(Items listed in a dataset)
--------------------

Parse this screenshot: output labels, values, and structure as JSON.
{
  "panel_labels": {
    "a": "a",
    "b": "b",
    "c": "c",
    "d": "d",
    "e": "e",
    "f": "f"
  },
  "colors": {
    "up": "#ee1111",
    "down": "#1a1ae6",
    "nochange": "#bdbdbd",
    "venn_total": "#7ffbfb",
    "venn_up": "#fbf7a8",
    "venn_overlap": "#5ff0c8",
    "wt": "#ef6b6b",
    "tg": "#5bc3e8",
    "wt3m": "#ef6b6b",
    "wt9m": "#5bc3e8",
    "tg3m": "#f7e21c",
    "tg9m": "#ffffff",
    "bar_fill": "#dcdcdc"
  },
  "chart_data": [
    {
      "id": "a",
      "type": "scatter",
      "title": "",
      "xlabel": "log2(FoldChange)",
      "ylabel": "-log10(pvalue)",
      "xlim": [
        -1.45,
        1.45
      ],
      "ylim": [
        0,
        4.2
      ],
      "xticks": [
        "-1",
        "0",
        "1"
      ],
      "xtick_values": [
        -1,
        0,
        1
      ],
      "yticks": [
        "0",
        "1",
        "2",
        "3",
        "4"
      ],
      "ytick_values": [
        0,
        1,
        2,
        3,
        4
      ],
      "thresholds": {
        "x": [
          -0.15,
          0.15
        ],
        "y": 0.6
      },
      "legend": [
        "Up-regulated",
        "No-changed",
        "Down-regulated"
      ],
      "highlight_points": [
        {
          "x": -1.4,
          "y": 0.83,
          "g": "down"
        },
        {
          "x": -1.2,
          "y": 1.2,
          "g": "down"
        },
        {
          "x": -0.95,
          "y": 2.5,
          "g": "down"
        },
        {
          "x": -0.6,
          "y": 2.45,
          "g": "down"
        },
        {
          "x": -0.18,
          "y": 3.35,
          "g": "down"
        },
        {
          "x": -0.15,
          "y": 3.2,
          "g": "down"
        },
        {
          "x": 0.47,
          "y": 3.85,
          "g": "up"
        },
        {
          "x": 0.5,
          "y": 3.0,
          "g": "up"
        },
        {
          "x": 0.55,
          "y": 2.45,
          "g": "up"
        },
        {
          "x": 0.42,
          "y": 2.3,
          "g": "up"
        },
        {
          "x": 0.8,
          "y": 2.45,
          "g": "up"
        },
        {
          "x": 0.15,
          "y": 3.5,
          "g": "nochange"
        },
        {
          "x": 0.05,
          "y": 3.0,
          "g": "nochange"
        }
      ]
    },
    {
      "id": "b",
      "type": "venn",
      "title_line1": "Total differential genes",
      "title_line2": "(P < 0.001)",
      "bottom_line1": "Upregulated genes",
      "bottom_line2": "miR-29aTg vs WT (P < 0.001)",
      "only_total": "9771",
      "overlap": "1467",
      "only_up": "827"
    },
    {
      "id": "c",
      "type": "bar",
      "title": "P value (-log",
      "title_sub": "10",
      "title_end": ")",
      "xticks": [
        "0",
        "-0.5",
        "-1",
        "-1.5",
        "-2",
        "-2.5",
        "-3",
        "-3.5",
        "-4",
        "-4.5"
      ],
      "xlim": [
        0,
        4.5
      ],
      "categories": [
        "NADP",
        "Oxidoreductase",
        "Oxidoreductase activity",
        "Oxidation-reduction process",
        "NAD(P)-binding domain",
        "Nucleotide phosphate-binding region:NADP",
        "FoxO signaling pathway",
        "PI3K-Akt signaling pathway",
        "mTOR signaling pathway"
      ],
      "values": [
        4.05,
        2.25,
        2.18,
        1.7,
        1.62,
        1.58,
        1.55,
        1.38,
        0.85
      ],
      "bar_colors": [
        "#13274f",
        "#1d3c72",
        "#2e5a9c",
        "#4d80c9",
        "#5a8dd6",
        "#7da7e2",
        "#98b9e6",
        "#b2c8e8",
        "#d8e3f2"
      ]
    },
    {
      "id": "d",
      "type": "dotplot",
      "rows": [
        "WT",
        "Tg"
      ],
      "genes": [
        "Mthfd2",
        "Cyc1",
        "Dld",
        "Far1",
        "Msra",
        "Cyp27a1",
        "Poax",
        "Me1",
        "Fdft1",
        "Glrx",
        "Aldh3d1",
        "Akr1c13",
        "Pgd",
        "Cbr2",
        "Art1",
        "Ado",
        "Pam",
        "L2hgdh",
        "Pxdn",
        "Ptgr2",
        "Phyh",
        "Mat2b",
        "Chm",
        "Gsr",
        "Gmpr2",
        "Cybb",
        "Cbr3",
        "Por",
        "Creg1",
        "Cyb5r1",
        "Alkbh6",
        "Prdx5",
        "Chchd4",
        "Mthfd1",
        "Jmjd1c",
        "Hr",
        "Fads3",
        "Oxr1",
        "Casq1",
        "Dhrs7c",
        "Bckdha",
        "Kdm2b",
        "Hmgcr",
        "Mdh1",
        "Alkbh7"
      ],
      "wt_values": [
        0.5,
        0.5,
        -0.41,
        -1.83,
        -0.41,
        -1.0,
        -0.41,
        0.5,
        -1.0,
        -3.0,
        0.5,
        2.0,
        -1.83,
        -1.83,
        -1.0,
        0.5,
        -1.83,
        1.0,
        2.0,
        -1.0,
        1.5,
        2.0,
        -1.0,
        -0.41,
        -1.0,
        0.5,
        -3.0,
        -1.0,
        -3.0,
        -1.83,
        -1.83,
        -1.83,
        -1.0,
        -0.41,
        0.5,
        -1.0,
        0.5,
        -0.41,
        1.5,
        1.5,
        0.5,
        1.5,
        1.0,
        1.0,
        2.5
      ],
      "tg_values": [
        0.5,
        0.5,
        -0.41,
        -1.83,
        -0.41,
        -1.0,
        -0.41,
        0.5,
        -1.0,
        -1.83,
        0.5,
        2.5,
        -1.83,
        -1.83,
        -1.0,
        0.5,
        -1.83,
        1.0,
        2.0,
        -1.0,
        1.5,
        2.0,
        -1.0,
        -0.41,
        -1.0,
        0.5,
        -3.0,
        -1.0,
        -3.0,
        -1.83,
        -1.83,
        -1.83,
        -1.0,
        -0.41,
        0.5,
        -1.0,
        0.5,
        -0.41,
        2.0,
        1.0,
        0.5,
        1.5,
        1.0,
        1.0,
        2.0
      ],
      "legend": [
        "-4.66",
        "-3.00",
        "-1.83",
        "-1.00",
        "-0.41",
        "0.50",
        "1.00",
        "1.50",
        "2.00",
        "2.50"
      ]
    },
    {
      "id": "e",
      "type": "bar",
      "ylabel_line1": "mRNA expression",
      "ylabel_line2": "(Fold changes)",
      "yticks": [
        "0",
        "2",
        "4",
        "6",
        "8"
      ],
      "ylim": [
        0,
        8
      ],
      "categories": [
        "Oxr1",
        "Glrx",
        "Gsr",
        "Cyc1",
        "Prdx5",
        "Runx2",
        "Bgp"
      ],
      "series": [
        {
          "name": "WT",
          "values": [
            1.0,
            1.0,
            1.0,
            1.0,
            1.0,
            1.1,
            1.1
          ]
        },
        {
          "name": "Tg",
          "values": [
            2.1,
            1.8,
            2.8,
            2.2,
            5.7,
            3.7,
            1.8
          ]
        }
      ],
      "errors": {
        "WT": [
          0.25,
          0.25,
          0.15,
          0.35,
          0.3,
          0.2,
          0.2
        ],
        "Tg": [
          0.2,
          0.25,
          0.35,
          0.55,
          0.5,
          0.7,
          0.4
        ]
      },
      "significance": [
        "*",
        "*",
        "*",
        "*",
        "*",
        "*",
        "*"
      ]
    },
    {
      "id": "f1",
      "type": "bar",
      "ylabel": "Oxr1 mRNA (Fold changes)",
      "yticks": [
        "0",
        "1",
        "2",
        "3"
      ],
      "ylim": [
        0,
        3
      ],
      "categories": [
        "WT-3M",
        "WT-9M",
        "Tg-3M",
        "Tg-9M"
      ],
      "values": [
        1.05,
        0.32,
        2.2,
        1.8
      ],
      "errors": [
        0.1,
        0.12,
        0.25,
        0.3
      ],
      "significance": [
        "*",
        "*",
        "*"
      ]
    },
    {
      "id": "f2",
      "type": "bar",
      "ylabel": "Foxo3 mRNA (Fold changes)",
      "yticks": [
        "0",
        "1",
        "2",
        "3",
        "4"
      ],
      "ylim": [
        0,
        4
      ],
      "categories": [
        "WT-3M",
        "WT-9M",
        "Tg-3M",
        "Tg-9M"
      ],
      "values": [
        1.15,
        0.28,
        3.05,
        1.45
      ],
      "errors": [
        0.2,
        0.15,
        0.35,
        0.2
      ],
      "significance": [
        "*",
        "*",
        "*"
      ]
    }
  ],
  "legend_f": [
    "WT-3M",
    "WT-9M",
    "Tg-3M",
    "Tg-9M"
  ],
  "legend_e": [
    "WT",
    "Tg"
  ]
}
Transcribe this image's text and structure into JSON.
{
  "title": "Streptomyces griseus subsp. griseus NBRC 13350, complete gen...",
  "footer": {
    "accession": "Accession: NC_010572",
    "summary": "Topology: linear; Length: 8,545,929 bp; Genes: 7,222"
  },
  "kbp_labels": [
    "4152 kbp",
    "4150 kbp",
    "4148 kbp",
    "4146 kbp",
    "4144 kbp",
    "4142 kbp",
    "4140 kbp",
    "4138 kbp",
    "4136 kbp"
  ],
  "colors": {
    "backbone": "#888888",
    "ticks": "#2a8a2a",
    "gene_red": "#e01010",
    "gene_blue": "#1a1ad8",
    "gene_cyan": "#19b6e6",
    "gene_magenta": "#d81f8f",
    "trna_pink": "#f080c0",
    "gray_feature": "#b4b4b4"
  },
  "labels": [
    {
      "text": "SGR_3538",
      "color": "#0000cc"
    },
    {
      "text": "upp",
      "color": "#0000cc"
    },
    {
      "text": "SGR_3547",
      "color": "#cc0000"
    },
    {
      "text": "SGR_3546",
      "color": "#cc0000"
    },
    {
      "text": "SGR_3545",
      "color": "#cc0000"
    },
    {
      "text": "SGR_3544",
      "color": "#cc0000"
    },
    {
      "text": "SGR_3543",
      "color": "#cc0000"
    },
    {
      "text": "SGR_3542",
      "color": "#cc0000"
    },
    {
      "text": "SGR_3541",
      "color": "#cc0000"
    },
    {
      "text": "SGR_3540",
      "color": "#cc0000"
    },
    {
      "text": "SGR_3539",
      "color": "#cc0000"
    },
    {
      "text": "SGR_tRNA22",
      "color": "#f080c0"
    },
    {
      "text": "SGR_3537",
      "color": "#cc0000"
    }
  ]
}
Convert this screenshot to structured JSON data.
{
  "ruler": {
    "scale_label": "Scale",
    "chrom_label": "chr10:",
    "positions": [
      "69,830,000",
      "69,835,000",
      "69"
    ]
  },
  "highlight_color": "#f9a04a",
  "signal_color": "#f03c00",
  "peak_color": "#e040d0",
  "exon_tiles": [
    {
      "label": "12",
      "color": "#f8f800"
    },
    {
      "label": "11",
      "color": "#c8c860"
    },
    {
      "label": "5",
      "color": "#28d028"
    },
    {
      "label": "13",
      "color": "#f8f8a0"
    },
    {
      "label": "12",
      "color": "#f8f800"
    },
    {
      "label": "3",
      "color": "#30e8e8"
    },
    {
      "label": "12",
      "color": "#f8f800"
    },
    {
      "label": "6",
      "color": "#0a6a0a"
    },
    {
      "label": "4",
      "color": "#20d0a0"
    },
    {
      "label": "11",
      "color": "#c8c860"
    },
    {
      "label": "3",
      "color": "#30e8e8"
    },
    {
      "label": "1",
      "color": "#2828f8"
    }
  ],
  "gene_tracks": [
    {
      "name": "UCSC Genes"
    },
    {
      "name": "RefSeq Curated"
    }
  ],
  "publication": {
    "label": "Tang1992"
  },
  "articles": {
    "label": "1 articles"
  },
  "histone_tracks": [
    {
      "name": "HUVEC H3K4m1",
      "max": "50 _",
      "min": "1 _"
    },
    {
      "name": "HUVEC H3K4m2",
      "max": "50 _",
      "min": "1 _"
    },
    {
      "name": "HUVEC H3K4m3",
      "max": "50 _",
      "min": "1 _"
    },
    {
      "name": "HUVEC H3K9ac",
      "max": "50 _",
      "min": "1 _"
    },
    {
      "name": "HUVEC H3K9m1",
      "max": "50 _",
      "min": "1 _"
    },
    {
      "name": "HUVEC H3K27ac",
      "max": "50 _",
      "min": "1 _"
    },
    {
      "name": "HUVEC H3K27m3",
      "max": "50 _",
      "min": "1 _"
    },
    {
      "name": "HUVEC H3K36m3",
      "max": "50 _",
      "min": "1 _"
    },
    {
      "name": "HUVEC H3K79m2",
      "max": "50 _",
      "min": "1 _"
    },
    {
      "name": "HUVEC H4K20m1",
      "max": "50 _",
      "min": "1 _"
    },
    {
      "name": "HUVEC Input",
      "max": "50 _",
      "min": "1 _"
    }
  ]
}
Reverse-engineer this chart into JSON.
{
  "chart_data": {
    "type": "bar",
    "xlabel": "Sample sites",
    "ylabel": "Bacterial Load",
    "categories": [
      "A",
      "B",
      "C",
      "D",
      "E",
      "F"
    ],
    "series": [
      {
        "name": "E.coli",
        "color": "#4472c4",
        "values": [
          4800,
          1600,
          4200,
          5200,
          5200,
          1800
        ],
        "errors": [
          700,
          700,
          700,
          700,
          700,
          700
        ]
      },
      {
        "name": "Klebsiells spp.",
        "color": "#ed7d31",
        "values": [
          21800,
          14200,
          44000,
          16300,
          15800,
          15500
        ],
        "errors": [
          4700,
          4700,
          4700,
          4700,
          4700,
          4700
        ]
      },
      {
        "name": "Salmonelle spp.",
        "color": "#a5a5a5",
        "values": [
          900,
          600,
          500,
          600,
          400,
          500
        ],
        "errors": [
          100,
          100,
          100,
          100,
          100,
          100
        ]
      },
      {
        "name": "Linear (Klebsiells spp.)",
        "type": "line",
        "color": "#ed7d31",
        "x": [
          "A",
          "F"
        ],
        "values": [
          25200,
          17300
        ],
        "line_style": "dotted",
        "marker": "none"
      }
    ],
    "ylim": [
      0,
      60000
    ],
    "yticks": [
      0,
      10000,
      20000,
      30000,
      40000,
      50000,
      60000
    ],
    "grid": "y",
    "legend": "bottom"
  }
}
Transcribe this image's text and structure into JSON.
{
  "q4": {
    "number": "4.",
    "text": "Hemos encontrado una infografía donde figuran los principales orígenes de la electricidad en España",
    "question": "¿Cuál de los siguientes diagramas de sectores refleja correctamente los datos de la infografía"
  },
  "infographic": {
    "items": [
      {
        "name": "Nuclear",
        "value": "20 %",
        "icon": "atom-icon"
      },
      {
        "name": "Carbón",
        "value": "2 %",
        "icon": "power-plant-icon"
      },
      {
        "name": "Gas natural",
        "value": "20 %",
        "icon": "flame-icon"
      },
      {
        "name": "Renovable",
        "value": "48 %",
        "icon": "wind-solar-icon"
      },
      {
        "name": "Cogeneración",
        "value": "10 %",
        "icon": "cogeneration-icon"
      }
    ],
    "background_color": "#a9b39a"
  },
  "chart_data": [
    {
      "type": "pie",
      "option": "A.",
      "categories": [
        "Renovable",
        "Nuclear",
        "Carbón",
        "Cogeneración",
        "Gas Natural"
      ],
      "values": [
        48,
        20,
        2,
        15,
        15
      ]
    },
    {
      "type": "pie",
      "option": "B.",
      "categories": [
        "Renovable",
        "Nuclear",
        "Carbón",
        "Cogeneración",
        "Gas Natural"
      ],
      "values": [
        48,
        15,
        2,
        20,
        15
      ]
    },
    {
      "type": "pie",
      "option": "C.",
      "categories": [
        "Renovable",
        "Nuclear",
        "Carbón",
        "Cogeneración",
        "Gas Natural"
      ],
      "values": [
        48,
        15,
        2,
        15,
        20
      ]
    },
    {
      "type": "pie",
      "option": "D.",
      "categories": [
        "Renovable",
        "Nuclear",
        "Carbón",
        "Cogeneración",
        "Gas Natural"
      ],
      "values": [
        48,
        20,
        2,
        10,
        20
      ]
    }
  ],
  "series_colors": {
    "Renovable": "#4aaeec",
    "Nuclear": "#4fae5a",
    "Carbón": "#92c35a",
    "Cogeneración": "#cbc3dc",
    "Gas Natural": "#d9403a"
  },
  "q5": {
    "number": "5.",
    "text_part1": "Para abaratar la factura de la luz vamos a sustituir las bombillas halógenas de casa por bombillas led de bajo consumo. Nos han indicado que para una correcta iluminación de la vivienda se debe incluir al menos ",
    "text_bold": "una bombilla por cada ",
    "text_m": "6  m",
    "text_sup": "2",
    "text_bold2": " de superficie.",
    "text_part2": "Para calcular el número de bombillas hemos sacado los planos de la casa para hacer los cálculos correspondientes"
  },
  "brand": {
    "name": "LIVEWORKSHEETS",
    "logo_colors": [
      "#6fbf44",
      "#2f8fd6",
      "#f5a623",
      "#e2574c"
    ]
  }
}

--------------------

* [Description of the task] Match on "screenshot" and report each line of the data above that has it.

* [Solution]
Parse this screenshot: output labels, values, and structure as JSON.
Convert this screenshot to structured JSON data.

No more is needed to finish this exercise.